→ **What is asked**: Extract the text of every entry below exactly; leave images out.
## begin Record excerpts
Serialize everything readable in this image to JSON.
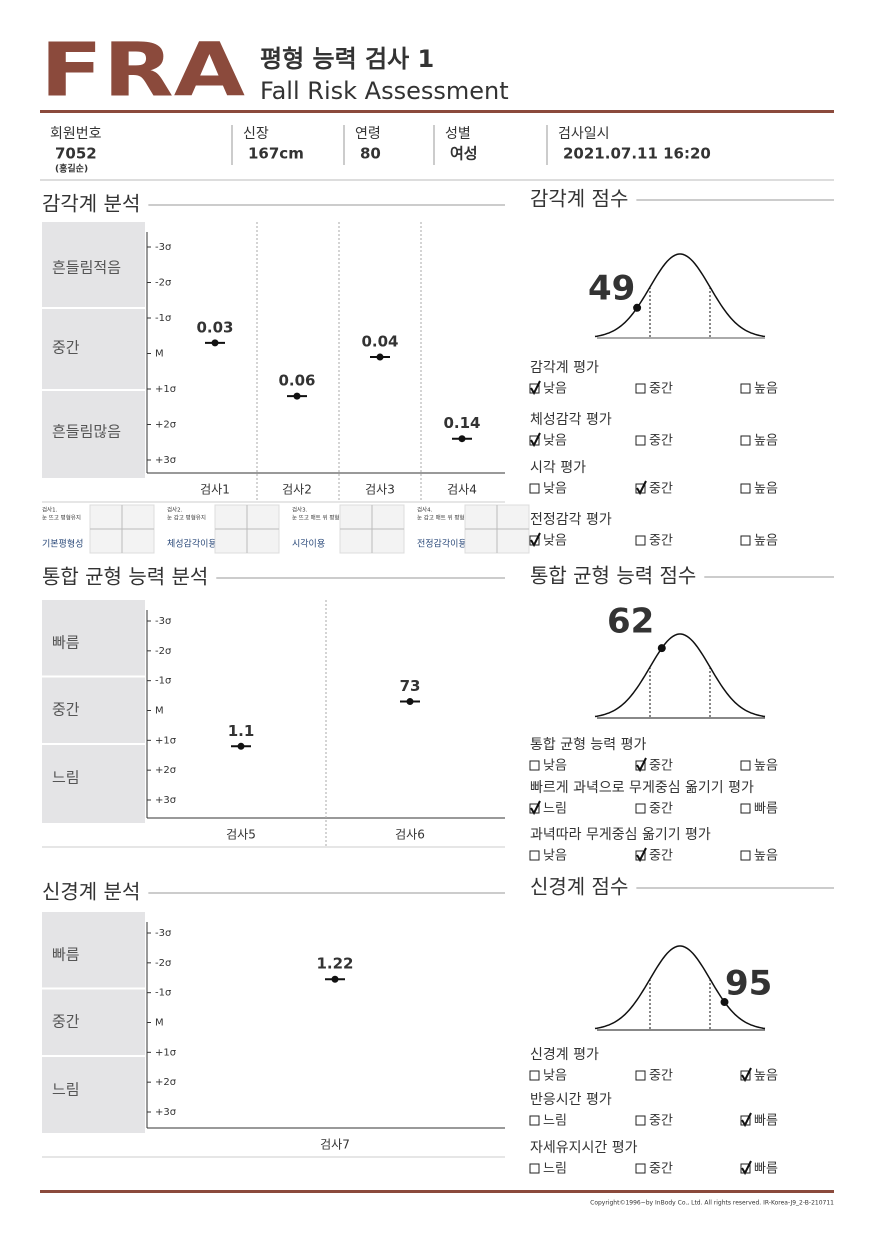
{
  "header": {
    "logo": "FRA",
    "title": "평형 능력 검사  1",
    "subtitle": "Fall Risk Assessment"
  },
  "info": [
    {
      "label": "회원번호",
      "value": "7052",
      "note": "(홍길순)"
    },
    {
      "label": "신장",
      "value": "167cm"
    },
    {
      "label": "연령",
      "value": "80"
    },
    {
      "label": "성별",
      "value": "여성"
    },
    {
      "label": "검사일시",
      "value": "2021.07.11 16:20"
    }
  ],
  "sections": [
    {
      "analysis": {
        "title": "감각계 분석",
        "bands": [
          "흔들림적음",
          "중간",
          "흔들림많음"
        ],
        "yticks": [
          {
            "value": -3,
            "label": "-3σ"
          },
          {
            "value": -2,
            "label": "-2σ"
          },
          {
            "value": -1,
            "label": "-1σ"
          },
          {
            "value": 0,
            "label": "M"
          },
          {
            "value": 1,
            "label": "+1σ"
          },
          {
            "value": 2,
            "label": "+2σ"
          },
          {
            "value": 3,
            "label": "+3σ"
          }
        ],
        "tests": [
          {
            "name": "검사1",
            "value": 0.03,
            "sigma": -0.3
          },
          {
            "name": "검사2",
            "value": 0.06,
            "sigma": 1.2
          },
          {
            "name": "검사3",
            "value": 0.04,
            "sigma": 0.1
          },
          {
            "name": "검사4",
            "value": 0.14,
            "sigma": 2.4
          }
        ],
        "guides": [
          {
            "step": "검사1.",
            "desc": "눈 뜨고 평형유지",
            "name": "기본평형성"
          },
          {
            "step": "검사2.",
            "desc": "눈 감고 평형유지",
            "name": "체성감각이용"
          },
          {
            "step": "검사3.",
            "desc": "눈 뜨고 매트 위 평형유지",
            "name": "시각이용"
          },
          {
            "step": "검사4.",
            "desc": "눈 감고 매트 위 평형유지",
            "name": "전정감각이용"
          }
        ]
      },
      "score": {
        "title": "감각계 점수",
        "score": 49,
        "evaluations": [
          {
            "title": "감각계 평가",
            "options": [
              "낮음",
              "중간",
              "높음"
            ],
            "checked": 0
          },
          {
            "title": "체성감각 평가",
            "options": [
              "낮음",
              "중간",
              "높음"
            ],
            "checked": 0
          },
          {
            "title": "시각 평가",
            "options": [
              "낮음",
              "중간",
              "높음"
            ],
            "checked": 1
          },
          {
            "title": "전정감각 평가",
            "options": [
              "낮음",
              "중간",
              "높음"
            ],
            "checked": 0
          }
        ]
      }
    },
    {
      "analysis": {
        "title": "통합 균형 능력 분석",
        "bands": [
          "빠름",
          "중간",
          "느림"
        ],
        "yticks": [
          {
            "value": -3,
            "label": "-3σ"
          },
          {
            "value": -2,
            "label": "-2σ"
          },
          {
            "value": -1,
            "label": "-1σ"
          },
          {
            "value": 0,
            "label": "M"
          },
          {
            "value": 1,
            "label": "+1σ"
          },
          {
            "value": 2,
            "label": "+2σ"
          },
          {
            "value": 3,
            "label": "+3σ"
          }
        ],
        "tests": [
          {
            "name": "검사5",
            "value": 1.1,
            "sigma": 1.2
          },
          {
            "name": "검사6",
            "value": 73,
            "sigma": -0.3
          }
        ]
      },
      "score": {
        "title": "통합 균형 능력 점수",
        "score": 62,
        "evaluations": [
          {
            "title": "통합 균형 능력 평가",
            "options": [
              "낮음",
              "중간",
              "높음"
            ],
            "checked": 1
          },
          {
            "title": "빠르게 과녁으로 무게중심 옮기기 평가",
            "options": [
              "느림",
              "중간",
              "빠름"
            ],
            "checked": 0
          },
          {
            "title": "과녁따라 무게중심 옮기기 평가",
            "options": [
              "낮음",
              "중간",
              "높음"
            ],
            "checked": 1
          }
        ]
      }
    },
    {
      "analysis": {
        "title": "신경계 분석",
        "bands": [
          "빠름",
          "중간",
          "느림"
        ],
        "yticks": [
          {
            "value": -3,
            "label": "-3σ"
          },
          {
            "value": -2,
            "label": "-2σ"
          },
          {
            "value": -1,
            "label": "-1σ"
          },
          {
            "value": 0,
            "label": "M"
          },
          {
            "value": 1,
            "label": "+1σ"
          },
          {
            "value": 2,
            "label": "+2σ"
          },
          {
            "value": 3,
            "label": "+3σ"
          }
        ],
        "tests": [
          {
            "name": "검사7",
            "value": 1.22,
            "sigma": -1.45
          }
        ]
      },
      "score": {
        "title": "신경계 점수",
        "score": 95,
        "evaluations": [
          {
            "title": "신경계 평가",
            "options": [
              "낮음",
              "중간",
              "높음"
            ],
            "checked": 2
          },
          {
            "title": "반응시간 평가",
            "options": [
              "느림",
              "중간",
              "빠름"
            ],
            "checked": 2
          },
          {
            "title": "자세유지시간 평가",
            "options": [
              "느림",
              "중간",
              "빠름"
            ],
            "checked": 2
          }
        ]
      }
    }
  ],
  "footer": "Copyright©1996~by InBody Co., Ltd. All rights reserved.  IR-Korea-J9_2-B-210711"
}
## end Record excerpts
→ **Correct output**:
Serialize everything readable in this image to JSON.
{
  "header": {
    "logo": "FRA",
    "title": "평형 능력 검사  1",
    "subtitle": "Fall Risk Assessment"
  },
  "info": [
    {
      "label": "회원번호",
      "value": "7052",
      "note": "(홍길순)"
    },
    {
      "label": "신장",
      "value": "167cm"
    },
    {
      "label": "연령",
      "value": "80"
    },
    {
      "label": "성별",
      "value": "여성"
    },
    {
      "label": "검사일시",
      "value": "2021.07.11 16:20"
    }
  ],
  "sections": [
    {
      "analysis": {
        "title": "감각계 분석",
        "bands": [
          "흔들림적음",
          "중간",
          "흔들림많음"
        ],
        "yticks": [
          {
            "value": -3,
            "label": "-3σ"
          },
          {
            "value": -2,
            "label": "-2σ"
          },
          {
            "value": -1,
            "label": "-1σ"
          },
          {
            "value": 0,
            "label": "M"
          },
          {
            "value": 1,
            "label": "+1σ"
          },
          {
            "value": 2,
            "label": "+2σ"
          },
          {
            "value": 3,
            "label": "+3σ"
          }
        ],
        "tests": [
          {
            "name": "검사1",
            "value": 0.03,
            "sigma": -0.3
          },
          {
            "name": "검사2",
            "value": 0.06,
            "sigma": 1.2
          },
          {
            "name": "검사3",
            "value": 0.04,
            "sigma": 0.1
          },
          {
            "name": "검사4",
            "value": 0.14,
            "sigma": 2.4
          }
        ],
        "guides": [
          {
            "step": "검사1.",
            "desc": "눈 뜨고 평형유지",
            "name": "기본평형성"
          },
          {
            "step": "검사2.",
            "desc": "눈 감고 평형유지",
            "name": "체성감각이용"
          },
          {
            "step": "검사3.",
            "desc": "눈 뜨고 매트 위 평형유지",
            "name": "시각이용"
          },
          {
            "step": "검사4.",
            "desc": "눈 감고 매트 위 평형유지",
            "name": "전정감각이용"
          }
        ]
      },
      "score": {
        "title": "감각계 점수",
        "score": 49,
        "evaluations": [
          {
            "title": "감각계 평가",
            "options": [
              "낮음",
              "중간",
              "높음"
            ],
            "checked": 0
          },
          {
            "title": "체성감각 평가",
            "options": [
              "낮음",
              "중간",
              "높음"
            ],
            "checked": 0
          },
          {
            "title": "시각 평가",
            "options": [
              "낮음",
              "중간",
              "높음"
            ],
            "checked": 1
          },
          {
            "title": "전정감각 평가",
            "options": [
              "낮음",
              "중간",
              "높음"
            ],
            "checked": 0
          }
        ]
      }
    },
    {
      "analysis": {
        "title": "통합 균형 능력 분석",
        "bands": [
          "빠름",
          "중간",
          "느림"
        ],
        "yticks": [
          {
            "value": -3,
            "label": "-3σ"
          },
          {
            "value": -2,
            "label": "-2σ"
          },
          {
            "value": -1,
            "label": "-1σ"
          },
          {
            "value": 0,
            "label": "M"
          },
          {
            "value": 1,
            "label": "+1σ"
          },
          {
            "value": 2,
            "label": "+2σ"
          },
          {
            "value": 3,
            "label": "+3σ"
          }
        ],
        "tests": [
          {
            "name": "검사5",
            "value": 1.1,
            "sigma": 1.2
          },
          {
            "name": "검사6",
            "value": 73,
            "sigma": -0.3
          }
        ]
      },
      "score": {
        "title": "통합 균형 능력 점수",
        "score": 62,
        "evaluations": [
          {
            "title": "통합 균형 능력 평가",
            "options": [
              "낮음",
              "중간",
              "높음"
            ],
            "checked": 1
          },
          {
            "title": "빠르게 과녁으로 무게중심 옮기기 평가",
            "options": [
              "느림",
              "중간",
              "빠름"
            ],
            "checked": 0
          },
          {
            "title": "과녁따라 무게중심 옮기기 평가",
            "options": [
              "낮음",
              "중간",
              "높음"
            ],
            "checked": 1
          }
        ]
      }
    },
    {
      "analysis": {
        "title": "신경계 분석",
        "bands": [
          "빠름",
          "중간",
          "느림"
        ],
        "yticks": [
          {
            "value": -3,
            "label": "-3σ"
          },
          {
            "value": -2,
            "label": "-2σ"
          },
          {
            "value": -1,
            "label": "-1σ"
          },
          {
            "value": 0,
            "label": "M"
          },
          {
            "value": 1,
            "label": "+1σ"
          },
          {
            "value": 2,
            "label": "+2σ"
          },
          {
            "value": 3,
            "label": "+3σ"
          }
        ],
        "tests": [
          {
            "name": "검사7",
            "value": 1.22,
            "sigma": -1.45
          }
        ]
      },
      "score": {
        "title": "신경계 점수",
        "score": 95,
        "evaluations": [
          {
            "title": "신경계 평가",
            "options": [
              "낮음",
              "중간",
              "높음"
            ],
            "checked": 2
          },
          {
            "title": "반응시간 평가",
            "options": [
              "느림",
              "중간",
              "빠름"
            ],
            "checked": 2
          },
          {
            "title": "자세유지시간 평가",
            "options": [
              "느림",
              "중간",
              "빠름"
            ],
            "checked": 2
          }
        ]
      }
    }
  ],
  "footer": "Copyright©1996~by InBody Co., Ltd. All rights reserved.  IR-Korea-J9_2-B-210711"
}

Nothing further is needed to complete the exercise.